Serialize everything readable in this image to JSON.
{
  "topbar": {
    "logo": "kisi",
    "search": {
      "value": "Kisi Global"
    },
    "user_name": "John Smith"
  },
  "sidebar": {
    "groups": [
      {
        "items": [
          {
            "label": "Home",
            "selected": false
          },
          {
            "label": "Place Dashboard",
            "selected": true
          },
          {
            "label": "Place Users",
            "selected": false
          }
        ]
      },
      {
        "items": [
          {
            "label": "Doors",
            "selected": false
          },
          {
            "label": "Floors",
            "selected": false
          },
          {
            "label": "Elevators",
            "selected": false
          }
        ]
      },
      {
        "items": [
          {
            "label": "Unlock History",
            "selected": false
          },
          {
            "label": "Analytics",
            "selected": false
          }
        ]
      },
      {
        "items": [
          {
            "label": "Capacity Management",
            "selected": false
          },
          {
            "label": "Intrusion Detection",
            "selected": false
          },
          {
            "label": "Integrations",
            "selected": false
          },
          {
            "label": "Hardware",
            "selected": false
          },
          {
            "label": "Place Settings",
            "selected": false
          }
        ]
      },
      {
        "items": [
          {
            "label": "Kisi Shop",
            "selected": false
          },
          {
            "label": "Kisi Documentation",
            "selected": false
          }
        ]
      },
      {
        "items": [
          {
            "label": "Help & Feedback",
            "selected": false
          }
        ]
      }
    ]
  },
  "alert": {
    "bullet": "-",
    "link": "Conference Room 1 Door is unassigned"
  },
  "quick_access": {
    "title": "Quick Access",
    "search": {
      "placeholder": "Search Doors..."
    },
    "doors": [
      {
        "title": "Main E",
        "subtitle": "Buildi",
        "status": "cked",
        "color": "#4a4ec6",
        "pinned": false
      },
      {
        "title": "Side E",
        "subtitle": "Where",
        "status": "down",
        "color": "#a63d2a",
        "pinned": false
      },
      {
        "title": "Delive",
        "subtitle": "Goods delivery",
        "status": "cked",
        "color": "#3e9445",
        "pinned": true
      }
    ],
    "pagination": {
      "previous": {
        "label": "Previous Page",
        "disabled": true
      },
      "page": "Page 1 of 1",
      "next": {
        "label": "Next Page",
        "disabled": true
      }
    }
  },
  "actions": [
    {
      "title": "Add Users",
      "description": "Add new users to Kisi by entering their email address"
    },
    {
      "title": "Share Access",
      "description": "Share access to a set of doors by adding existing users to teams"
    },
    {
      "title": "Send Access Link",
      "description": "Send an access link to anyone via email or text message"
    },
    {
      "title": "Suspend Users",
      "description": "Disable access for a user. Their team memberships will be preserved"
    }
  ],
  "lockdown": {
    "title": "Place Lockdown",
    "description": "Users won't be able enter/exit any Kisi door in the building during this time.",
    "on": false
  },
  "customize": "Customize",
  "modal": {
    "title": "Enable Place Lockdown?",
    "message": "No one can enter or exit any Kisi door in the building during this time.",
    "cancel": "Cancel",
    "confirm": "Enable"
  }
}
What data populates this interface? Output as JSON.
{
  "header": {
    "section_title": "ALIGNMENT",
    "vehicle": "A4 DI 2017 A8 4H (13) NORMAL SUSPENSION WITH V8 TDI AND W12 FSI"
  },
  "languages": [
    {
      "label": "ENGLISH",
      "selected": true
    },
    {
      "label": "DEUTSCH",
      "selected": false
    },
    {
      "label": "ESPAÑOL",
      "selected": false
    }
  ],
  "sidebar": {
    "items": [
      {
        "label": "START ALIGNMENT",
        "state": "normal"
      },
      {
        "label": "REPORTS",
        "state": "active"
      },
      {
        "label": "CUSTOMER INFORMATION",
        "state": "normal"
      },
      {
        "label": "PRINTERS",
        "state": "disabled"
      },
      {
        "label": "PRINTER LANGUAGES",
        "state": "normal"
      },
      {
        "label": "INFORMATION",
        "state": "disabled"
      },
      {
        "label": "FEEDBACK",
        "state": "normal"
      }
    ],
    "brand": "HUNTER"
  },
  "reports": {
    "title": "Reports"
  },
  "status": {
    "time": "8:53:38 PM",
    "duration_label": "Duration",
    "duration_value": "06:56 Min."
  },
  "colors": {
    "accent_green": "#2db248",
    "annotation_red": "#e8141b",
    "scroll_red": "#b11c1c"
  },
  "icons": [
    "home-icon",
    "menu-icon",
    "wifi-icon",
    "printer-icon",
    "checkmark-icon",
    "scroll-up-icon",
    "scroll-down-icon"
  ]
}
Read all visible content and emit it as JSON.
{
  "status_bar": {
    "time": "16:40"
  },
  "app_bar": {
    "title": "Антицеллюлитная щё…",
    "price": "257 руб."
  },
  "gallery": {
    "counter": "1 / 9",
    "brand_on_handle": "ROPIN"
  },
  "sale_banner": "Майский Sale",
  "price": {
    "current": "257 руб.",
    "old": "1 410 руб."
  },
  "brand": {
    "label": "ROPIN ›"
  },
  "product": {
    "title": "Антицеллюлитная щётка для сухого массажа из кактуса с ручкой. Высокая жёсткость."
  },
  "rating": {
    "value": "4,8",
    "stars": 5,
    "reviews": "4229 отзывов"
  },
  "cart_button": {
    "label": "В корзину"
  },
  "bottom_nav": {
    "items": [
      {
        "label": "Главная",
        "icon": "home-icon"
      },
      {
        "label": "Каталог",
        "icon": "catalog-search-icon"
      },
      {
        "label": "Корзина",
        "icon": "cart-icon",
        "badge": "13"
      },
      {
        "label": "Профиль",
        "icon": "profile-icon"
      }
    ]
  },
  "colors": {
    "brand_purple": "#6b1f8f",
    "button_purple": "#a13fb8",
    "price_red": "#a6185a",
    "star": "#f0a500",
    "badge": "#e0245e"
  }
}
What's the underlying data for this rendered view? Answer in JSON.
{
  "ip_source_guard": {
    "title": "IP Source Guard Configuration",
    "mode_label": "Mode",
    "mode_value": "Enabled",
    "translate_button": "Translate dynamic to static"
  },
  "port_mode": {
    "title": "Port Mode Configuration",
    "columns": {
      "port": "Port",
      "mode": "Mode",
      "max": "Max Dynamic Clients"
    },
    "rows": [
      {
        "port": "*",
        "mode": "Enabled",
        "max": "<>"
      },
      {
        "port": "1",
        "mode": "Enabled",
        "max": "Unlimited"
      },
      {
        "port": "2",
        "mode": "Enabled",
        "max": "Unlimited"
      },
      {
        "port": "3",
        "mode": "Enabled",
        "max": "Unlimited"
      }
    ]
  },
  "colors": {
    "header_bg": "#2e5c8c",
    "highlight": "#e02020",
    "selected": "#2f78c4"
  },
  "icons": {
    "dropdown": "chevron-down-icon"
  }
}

_____

* **PROBLEM TO WORK ON**
Give back the whole listing exactly as it reads.

* **TASK RESULT**
Serialize everything readable in this image to JSON.
{
  "topbar": {
    "logo": "kisi",
    "search": {
      "value": "Kisi Global"
    },
    "user_name": "John Smith"
  },
  "sidebar": {
    "groups": [
      {
        "items": [
          {
            "label": "Home",
            "selected": false
          },
          {
            "label": "Place Dashboard",
            "selected": true
          },
          {
            "label": "Place Users",
            "selected": false
          }
        ]
      },
      {
        "items": [
          {
            "label": "Doors",
            "selected": false
          },
          {
            "label": "Floors",
            "selected": false
          },
          {
            "label": "Elevators",
            "selected": false
          }
        ]
      },
      {
        "items": [
          {
            "label": "Unlock History",
            "selected": false
          },
          {
            "label": "Analytics",
            "selected": false
          }
        ]
      },
      {
        "items": [
          {
            "label": "Capacity Management",
            "selected": false
          },
          {
            "label": "Intrusion Detection",
            "selected": false
          },
          {
            "label": "Integrations",
            "selected": false
          },
          {
            "label": "Hardware",
            "selected": false
          },
          {
            "label": "Place Settings",
            "selected": false
          }
        ]
      },
      {
        "items": [
          {
            "label": "Kisi Shop",
            "selected": false
          },
          {
            "label": "Kisi Documentation",
            "selected": false
          }
        ]
      },
      {
        "items": [
          {
            "label": "Help & Feedback",
            "selected": false
          }
        ]
      }
    ]
  },
  "alert": {
    "bullet": "-",
    "link": "Conference Room 1 Door is unassigned"
  },
  "quick_access": {
    "title": "Quick Access",
    "search": {
      "placeholder": "Search Doors..."
    },
    "doors": [
      {
        "title": "Main E",
        "subtitle": "Buildi",
        "status": "cked",
        "color": "#4a4ec6",
        "pinned": false
      },
      {
        "title": "Side E",
        "subtitle": "Where",
        "status": "down",
        "color": "#a63d2a",
        "pinned": false
      },
      {
        "title": "Delive",
        "subtitle": "Goods delivery",
        "status": "cked",
        "color": "#3e9445",
        "pinned": true
      }
    ],
    "pagination": {
      "previous": {
        "label": "Previous Page",
        "disabled": true
      },
      "page": "Page 1 of 1",
      "next": {
        "label": "Next Page",
        "disabled": true
      }
    }
  },
  "actions": [
    {
      "title": "Add Users",
      "description": "Add new users to Kisi by entering their email address"
    },
    {
      "title": "Share Access",
      "description": "Share access to a set of doors by adding existing users to teams"
    },
    {
      "title": "Send Access Link",
      "description": "Send an access link to anyone via email or text message"
    },
    {
      "title": "Suspend Users",
      "description": "Disable access for a user. Their team memberships will be preserved"
    }
  ],
  "lockdown": {
    "title": "Place Lockdown",
    "description": "Users won't be able enter/exit any Kisi door in the building during this time.",
    "on": false
  },
  "customize": "Customize",
  "modal": {
    "title": "Enable Place Lockdown?",
    "message": "No one can enter or exit any Kisi door in the building during this time.",
    "cancel": "Cancel",
    "confirm": "Enable"
  }
}
What data populates this interface? Output as JSON.
{
  "header": {
    "section_title": "ALIGNMENT",
    "vehicle": "A4 DI 2017 A8 4H (13) NORMAL SUSPENSION WITH V8 TDI AND W12 FSI"
  },
  "languages": [
    {
      "label": "ENGLISH",
      "selected": true
    },
    {
      "label": "DEUTSCH",
      "selected": false
    },
    {
      "label": "ESPAÑOL",
      "selected": false
    }
  ],
  "sidebar": {
    "items": [
      {
        "label": "START ALIGNMENT",
        "state": "normal"
      },
      {
        "label": "REPORTS",
        "state": "active"
      },
      {
        "label": "CUSTOMER INFORMATION",
        "state": "normal"
      },
      {
        "label": "PRINTERS",
        "state": "disabled"
      },
      {
        "label": "PRINTER LANGUAGES",
        "state": "normal"
      },
      {
        "label": "INFORMATION",
        "state": "disabled"
      },
      {
        "label": "FEEDBACK",
        "state": "normal"
      }
    ],
    "brand": "HUNTER"
  },
  "reports": {
    "title": "Reports"
  },
  "status": {
    "time": "8:53:38 PM",
    "duration_label": "Duration",
    "duration_value": "06:56 Min."
  },
  "colors": {
    "accent_green": "#2db248",
    "annotation_red": "#e8141b",
    "scroll_red": "#b11c1c"
  },
  "icons": [
    "home-icon",
    "menu-icon",
    "wifi-icon",
    "printer-icon",
    "checkmark-icon",
    "scroll-up-icon",
    "scroll-down-icon"
  ]
}
Read all visible content and emit it as JSON.
{
  "status_bar": {
    "time": "16:40"
  },
  "app_bar": {
    "title": "Антицеллюлитная щё…",
    "price": "257 руб."
  },
  "gallery": {
    "counter": "1 / 9",
    "brand_on_handle": "ROPIN"
  },
  "sale_banner": "Майский Sale",
  "price": {
    "current": "257 руб.",
    "old": "1 410 руб."
  },
  "brand": {
    "label": "ROPIN ›"
  },
  "product": {
    "title": "Антицеллюлитная щётка для сухого массажа из кактуса с ручкой. Высокая жёсткость."
  },
  "rating": {
    "value": "4,8",
    "stars": 5,
    "reviews": "4229 отзывов"
  },
  "cart_button": {
    "label": "В корзину"
  },
  "bottom_nav": {
    "items": [
      {
        "label": "Главная",
        "icon": "home-icon"
      },
      {
        "label": "Каталог",
        "icon": "catalog-search-icon"
      },
      {
        "label": "Корзина",
        "icon": "cart-icon",
        "badge": "13"
      },
      {
        "label": "Профиль",
        "icon": "profile-icon"
      }
    ]
  },
  "colors": {
    "brand_purple": "#6b1f8f",
    "button_purple": "#a13fb8",
    "price_red": "#a6185a",
    "star": "#f0a500",
    "badge": "#e0245e"
  }
}
What's the underlying data for this rendered view? Answer in JSON.
{
  "ip_source_guard": {
    "title": "IP Source Guard Configuration",
    "mode_label": "Mode",
    "mode_value": "Enabled",
    "translate_button": "Translate dynamic to static"
  },
  "port_mode": {
    "title": "Port Mode Configuration",
    "columns": {
      "port": "Port",
      "mode": "Mode",
      "max": "Max Dynamic Clients"
    },
    "rows": [
      {
        "port": "*",
        "mode": "Enabled",
        "max": "<>"
      },
      {
        "port": "1",
        "mode": "Enabled",
        "max": "Unlimited"
      },
      {
        "port": "2",
        "mode": "Enabled",
        "max": "Unlimited"
      },
      {
        "port": "3",
        "mode": "Enabled",
        "max": "Unlimited"
      }
    ]
  },
  "colors": {
    "header_bg": "#2e5c8c",
    "highlight": "#e02020",
    "selected": "#2f78c4"
  },
  "icons": {
    "dropdown": "chevron-down-icon"
  }
}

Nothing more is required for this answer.